begin Records

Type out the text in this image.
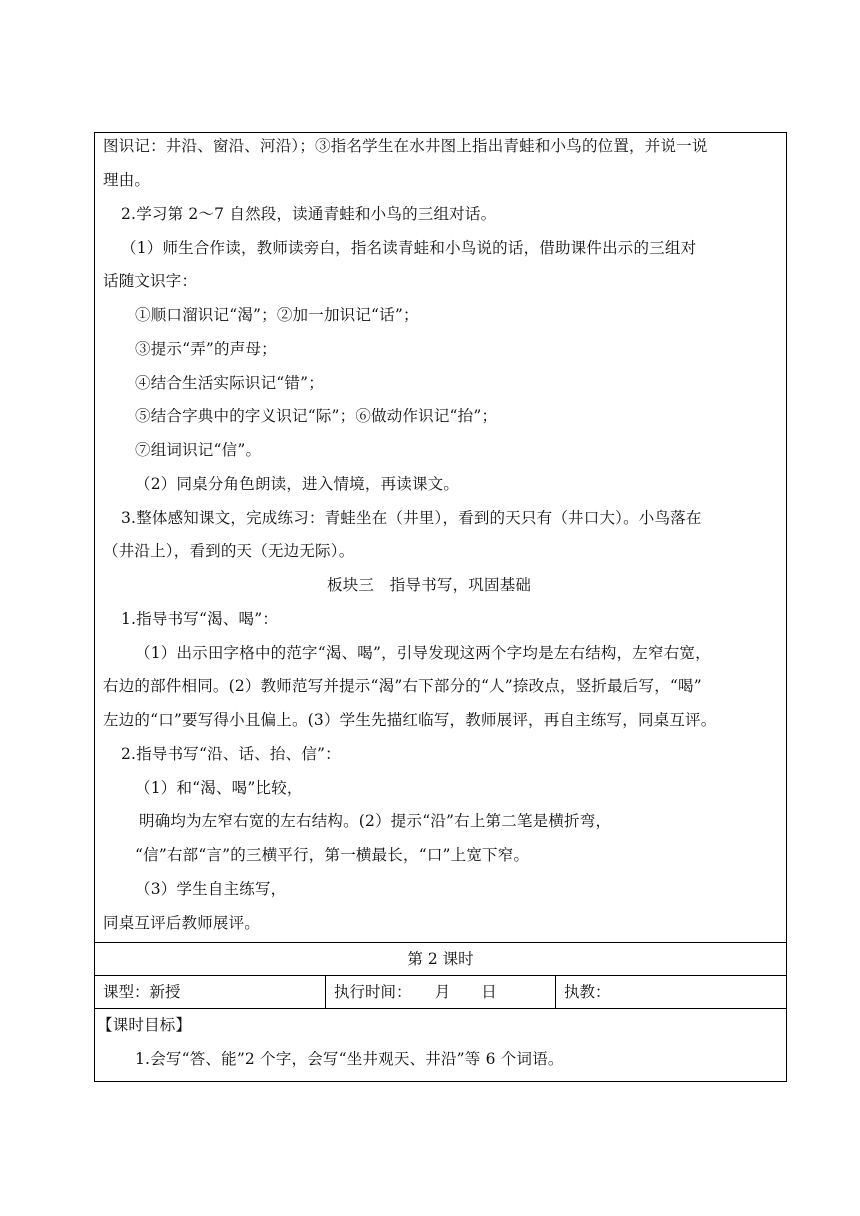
图识记：井沿、窗沿、河沿）；③指名学生在水井图上指出青蛙和小鸟的位置，并说一说
理由。
2.学习第 2～7 自然段，读通青蛙和小鸟的三组对话。
（1）师生合作读，教师读旁白，指名读青蛙和小鸟说的话，借助课件出示的三组对
话随文识字：
①顺口溜识记“渴”；②加一加识记“话”；
③提示“弄”的声母；
④结合生活实际识记“错”；
⑤结合字典中的字义识记“际”；⑥做动作识记“抬”；
⑦组词识记“信”。
（2）同桌分角色朗读，进入情境，再读课文。
3.整体感知课文，完成练习：青蛙坐在（井里），看到的天只有（井口大）。小鸟落在
（井沿上），看到的天（无边无际）。
板块三　指导书写，巩固基础
1.指导书写“渴、喝”：
（1）出示田字格中的范字“渴、喝”，引导发现这两个字均是左右结构，左窄右宽，
右边的部件相同。(2）教师范写并提示“渴”右下部分的“人”捺改点，竖折最后写，“喝”
左边的“口”要写得小且偏上。(3）学生先描红临写，教师展评，再自主练写，同桌互评。
2.指导书写“沿、话、抬、信”：
（1）和“渴、喝”比较，
明确均为左窄右宽的左右结构。(2）提示“沿”右上第二笔是横折弯，
“信”右部“言”的三横平行，第一横最长，“口”上宽下窄。
（3）学生自主练写，
同桌互评后教师展评。

第 2 课时
课型：新授	执行时间：　　月　　日	执教：

【课时目标】
1.会写“答、能”2 个字，会写“坐井观天、井沿”等 6 个词语。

end Records

▶ [Stated task] Output every entry exactly as given; pictures are not part of the copy.

▶ [Full solution]
Type out the text in this image.
图识记：井沿、窗沿、河沿）；③指名学生在水井图上指出青蛙和小鸟的位置，并说一说
理由。
2.学习第 2～7 自然段，读通青蛙和小鸟的三组对话。
（1）师生合作读，教师读旁白，指名读青蛙和小鸟说的话，借助课件出示的三组对
话随文识字：
①顺口溜识记“渴”；②加一加识记“话”；
③提示“弄”的声母；
④结合生活实际识记“错”；
⑤结合字典中的字义识记“际”；⑥做动作识记“抬”；
⑦组词识记“信”。
（2）同桌分角色朗读，进入情境，再读课文。
3.整体感知课文，完成练习：青蛙坐在（井里），看到的天只有（井口大）。小鸟落在
（井沿上），看到的天（无边无际）。
板块三　指导书写，巩固基础
1.指导书写“渴、喝”：
（1）出示田字格中的范字“渴、喝”，引导发现这两个字均是左右结构，左窄右宽，
右边的部件相同。(2）教师范写并提示“渴”右下部分的“人”捺改点，竖折最后写，“喝”
左边的“口”要写得小且偏上。(3）学生先描红临写，教师展评，再自主练写，同桌互评。
2.指导书写“沿、话、抬、信”：
（1）和“渴、喝”比较，
明确均为左窄右宽的左右结构。(2）提示“沿”右上第二笔是横折弯，
“信”右部“言”的三横平行，第一横最长，“口”上宽下窄。
（3）学生自主练写，
同桌互评后教师展评。

第 2 课时
课型：新授	执行时间：　　月　　日	执教：

【课时目标】
1.会写“答、能”2 个字，会写“坐井观天、井沿”等 6 个词语。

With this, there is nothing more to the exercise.